-- Start --
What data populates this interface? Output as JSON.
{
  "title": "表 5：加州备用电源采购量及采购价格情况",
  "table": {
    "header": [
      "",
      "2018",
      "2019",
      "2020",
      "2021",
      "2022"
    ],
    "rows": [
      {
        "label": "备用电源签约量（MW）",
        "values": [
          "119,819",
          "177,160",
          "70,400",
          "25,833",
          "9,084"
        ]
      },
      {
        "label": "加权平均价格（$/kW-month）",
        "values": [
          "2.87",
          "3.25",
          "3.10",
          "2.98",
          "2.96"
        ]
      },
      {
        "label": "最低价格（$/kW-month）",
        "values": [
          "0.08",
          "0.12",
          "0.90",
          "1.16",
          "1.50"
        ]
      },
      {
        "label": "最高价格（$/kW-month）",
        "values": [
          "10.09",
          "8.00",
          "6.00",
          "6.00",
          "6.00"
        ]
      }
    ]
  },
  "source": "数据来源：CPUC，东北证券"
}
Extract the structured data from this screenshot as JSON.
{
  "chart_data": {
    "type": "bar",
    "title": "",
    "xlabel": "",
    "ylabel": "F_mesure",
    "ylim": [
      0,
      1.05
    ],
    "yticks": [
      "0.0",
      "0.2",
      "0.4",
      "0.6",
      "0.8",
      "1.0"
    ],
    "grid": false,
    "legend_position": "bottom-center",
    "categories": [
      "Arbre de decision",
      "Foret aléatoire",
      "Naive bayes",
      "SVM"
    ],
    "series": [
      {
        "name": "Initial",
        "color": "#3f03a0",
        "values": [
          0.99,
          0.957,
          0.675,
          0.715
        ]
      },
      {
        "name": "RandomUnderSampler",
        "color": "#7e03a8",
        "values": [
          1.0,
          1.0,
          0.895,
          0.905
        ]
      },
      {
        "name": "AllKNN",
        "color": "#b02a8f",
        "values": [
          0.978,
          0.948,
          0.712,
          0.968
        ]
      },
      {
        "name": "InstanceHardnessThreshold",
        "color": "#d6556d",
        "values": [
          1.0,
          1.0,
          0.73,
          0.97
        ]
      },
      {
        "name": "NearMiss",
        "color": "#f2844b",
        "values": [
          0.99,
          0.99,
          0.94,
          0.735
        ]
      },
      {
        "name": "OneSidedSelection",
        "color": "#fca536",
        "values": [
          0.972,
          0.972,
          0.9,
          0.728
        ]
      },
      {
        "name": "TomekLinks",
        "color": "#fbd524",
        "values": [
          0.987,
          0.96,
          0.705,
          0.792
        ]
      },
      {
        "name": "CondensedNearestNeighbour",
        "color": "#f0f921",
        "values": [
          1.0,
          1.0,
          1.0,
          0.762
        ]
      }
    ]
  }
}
-- End --
Your task: Type out the full listing again, exactly as given.

Task answer:
What data populates this interface? Output as JSON.
{
  "title": "表 5：加州备用电源采购量及采购价格情况",
  "table": {
    "header": [
      "",
      "2018",
      "2019",
      "2020",
      "2021",
      "2022"
    ],
    "rows": [
      {
        "label": "备用电源签约量（MW）",
        "values": [
          "119,819",
          "177,160",
          "70,400",
          "25,833",
          "9,084"
        ]
      },
      {
        "label": "加权平均价格（$/kW-month）",
        "values": [
          "2.87",
          "3.25",
          "3.10",
          "2.98",
          "2.96"
        ]
      },
      {
        "label": "最低价格（$/kW-month）",
        "values": [
          "0.08",
          "0.12",
          "0.90",
          "1.16",
          "1.50"
        ]
      },
      {
        "label": "最高价格（$/kW-month）",
        "values": [
          "10.09",
          "8.00",
          "6.00",
          "6.00",
          "6.00"
        ]
      }
    ]
  },
  "source": "数据来源：CPUC，东北证券"
}
Extract the structured data from this screenshot as JSON.
{
  "chart_data": {
    "type": "bar",
    "title": "",
    "xlabel": "",
    "ylabel": "F_mesure",
    "ylim": [
      0,
      1.05
    ],
    "yticks": [
      "0.0",
      "0.2",
      "0.4",
      "0.6",
      "0.8",
      "1.0"
    ],
    "grid": false,
    "legend_position": "bottom-center",
    "categories": [
      "Arbre de decision",
      "Foret aléatoire",
      "Naive bayes",
      "SVM"
    ],
    "series": [
      {
        "name": "Initial",
        "color": "#3f03a0",
        "values": [
          0.99,
          0.957,
          0.675,
          0.715
        ]
      },
      {
        "name": "RandomUnderSampler",
        "color": "#7e03a8",
        "values": [
          1.0,
          1.0,
          0.895,
          0.905
        ]
      },
      {
        "name": "AllKNN",
        "color": "#b02a8f",
        "values": [
          0.978,
          0.948,
          0.712,
          0.968
        ]
      },
      {
        "name": "InstanceHardnessThreshold",
        "color": "#d6556d",
        "values": [
          1.0,
          1.0,
          0.73,
          0.97
        ]
      },
      {
        "name": "NearMiss",
        "color": "#f2844b",
        "values": [
          0.99,
          0.99,
          0.94,
          0.735
        ]
      },
      {
        "name": "OneSidedSelection",
        "color": "#fca536",
        "values": [
          0.972,
          0.972,
          0.9,
          0.728
        ]
      },
      {
        "name": "TomekLinks",
        "color": "#fbd524",
        "values": [
          0.987,
          0.96,
          0.705,
          0.792
        ]
      },
      {
        "name": "CondensedNearestNeighbour",
        "color": "#f0f921",
        "values": [
          1.0,
          1.0,
          1.0,
          0.762
        ]
      }
    ]
  }
}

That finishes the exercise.